What is required: Check each line of the listing below for the word "Choose" and say how many lines have it. Nothing else should be written.

Collected data entries:
****************************************
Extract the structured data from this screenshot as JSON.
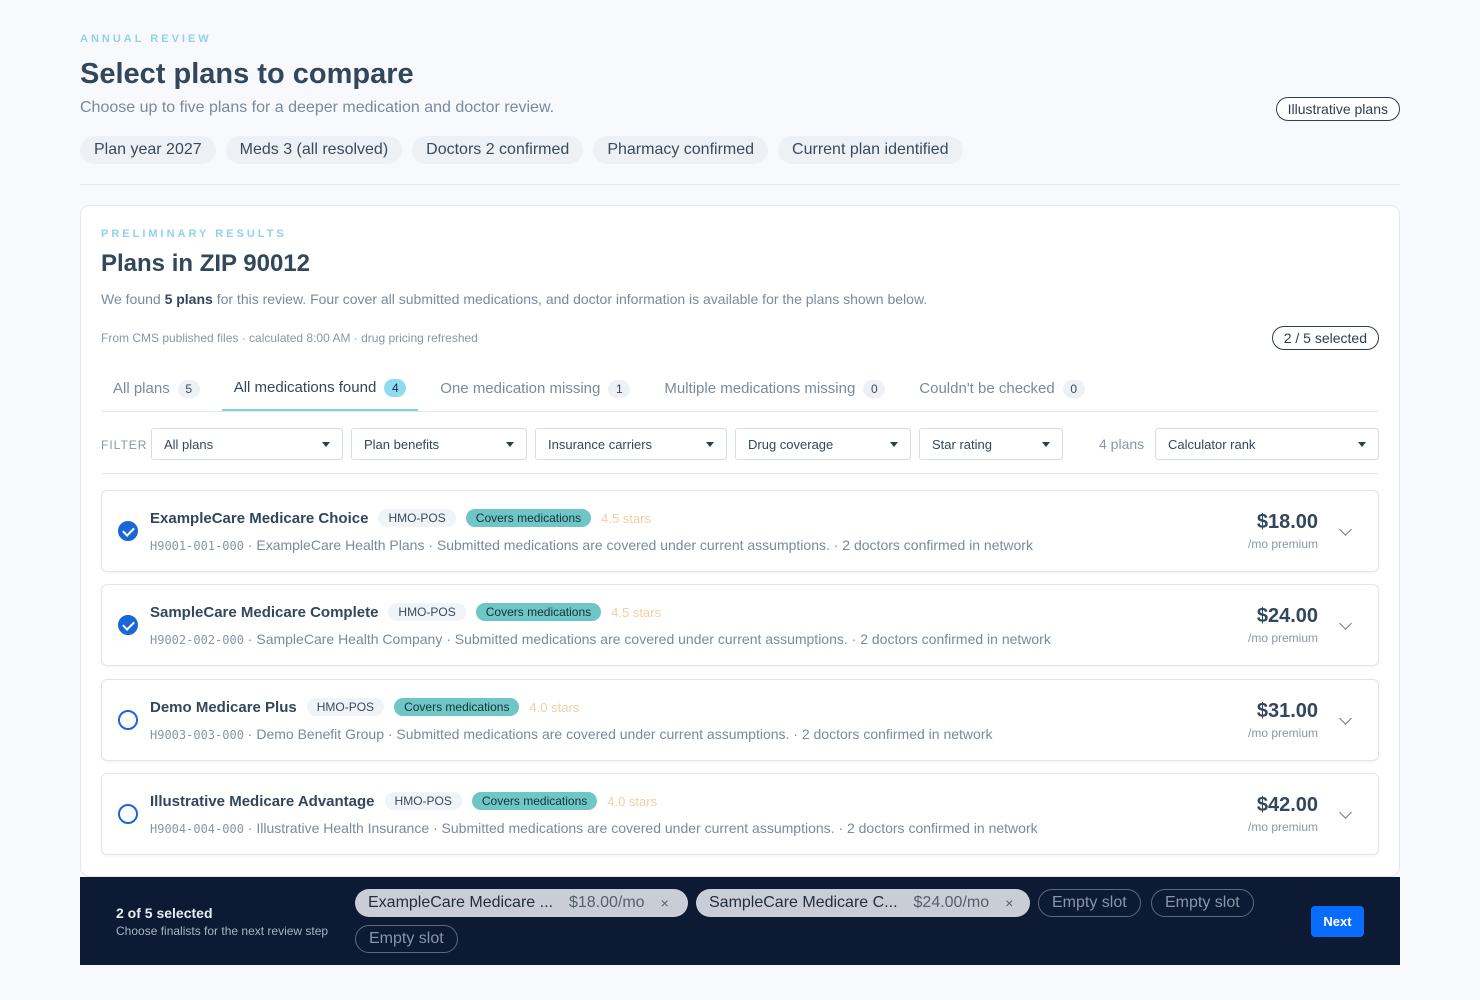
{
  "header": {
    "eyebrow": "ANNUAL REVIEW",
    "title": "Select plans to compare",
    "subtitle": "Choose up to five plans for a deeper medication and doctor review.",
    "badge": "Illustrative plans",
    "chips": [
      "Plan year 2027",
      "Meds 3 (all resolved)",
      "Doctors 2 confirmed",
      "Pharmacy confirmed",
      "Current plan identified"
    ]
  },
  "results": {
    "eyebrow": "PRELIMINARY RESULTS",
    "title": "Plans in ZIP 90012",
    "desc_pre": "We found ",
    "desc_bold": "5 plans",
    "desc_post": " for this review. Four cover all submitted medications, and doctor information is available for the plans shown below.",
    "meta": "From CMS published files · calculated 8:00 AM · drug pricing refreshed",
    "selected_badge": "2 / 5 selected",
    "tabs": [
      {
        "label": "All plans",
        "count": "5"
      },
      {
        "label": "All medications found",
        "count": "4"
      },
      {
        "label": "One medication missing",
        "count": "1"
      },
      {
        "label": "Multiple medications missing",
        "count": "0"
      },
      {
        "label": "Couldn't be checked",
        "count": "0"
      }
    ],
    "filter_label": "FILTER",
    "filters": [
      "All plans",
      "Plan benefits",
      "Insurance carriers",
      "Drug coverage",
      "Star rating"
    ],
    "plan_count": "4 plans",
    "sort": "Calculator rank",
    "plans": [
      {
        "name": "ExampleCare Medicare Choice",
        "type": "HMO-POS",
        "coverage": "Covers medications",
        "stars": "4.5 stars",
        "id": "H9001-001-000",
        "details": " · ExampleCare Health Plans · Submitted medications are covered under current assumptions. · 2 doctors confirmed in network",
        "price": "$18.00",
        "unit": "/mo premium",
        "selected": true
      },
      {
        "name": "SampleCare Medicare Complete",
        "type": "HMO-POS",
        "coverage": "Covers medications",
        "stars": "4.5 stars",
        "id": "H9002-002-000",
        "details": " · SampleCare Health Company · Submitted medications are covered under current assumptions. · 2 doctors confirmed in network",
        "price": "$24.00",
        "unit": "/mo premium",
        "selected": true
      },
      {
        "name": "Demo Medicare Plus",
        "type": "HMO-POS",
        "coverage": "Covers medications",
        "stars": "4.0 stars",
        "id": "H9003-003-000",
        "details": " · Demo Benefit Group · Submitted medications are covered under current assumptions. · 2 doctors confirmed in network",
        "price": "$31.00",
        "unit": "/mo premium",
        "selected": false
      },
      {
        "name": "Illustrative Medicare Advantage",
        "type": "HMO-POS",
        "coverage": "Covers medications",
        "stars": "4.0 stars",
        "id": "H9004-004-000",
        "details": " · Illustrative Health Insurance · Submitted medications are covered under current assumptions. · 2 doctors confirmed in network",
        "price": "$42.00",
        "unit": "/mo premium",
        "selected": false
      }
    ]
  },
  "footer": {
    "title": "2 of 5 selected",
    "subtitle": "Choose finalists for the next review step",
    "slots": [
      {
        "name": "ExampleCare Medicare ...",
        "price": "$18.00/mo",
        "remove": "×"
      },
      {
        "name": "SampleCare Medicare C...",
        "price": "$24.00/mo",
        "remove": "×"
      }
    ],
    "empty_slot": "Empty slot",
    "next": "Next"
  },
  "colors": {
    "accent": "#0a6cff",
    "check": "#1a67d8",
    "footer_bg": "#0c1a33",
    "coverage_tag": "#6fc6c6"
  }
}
****************************************
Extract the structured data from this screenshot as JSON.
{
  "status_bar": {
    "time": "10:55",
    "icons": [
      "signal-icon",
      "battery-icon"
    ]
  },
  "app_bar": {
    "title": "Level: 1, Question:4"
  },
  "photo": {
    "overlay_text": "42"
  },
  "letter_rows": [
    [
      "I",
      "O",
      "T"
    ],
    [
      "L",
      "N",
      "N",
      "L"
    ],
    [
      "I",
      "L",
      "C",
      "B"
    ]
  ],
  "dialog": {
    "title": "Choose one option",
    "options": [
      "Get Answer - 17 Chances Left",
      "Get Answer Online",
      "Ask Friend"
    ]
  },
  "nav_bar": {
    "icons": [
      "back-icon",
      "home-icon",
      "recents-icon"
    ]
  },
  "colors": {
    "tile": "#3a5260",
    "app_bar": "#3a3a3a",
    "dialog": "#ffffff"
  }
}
****************************************
Finished task: 3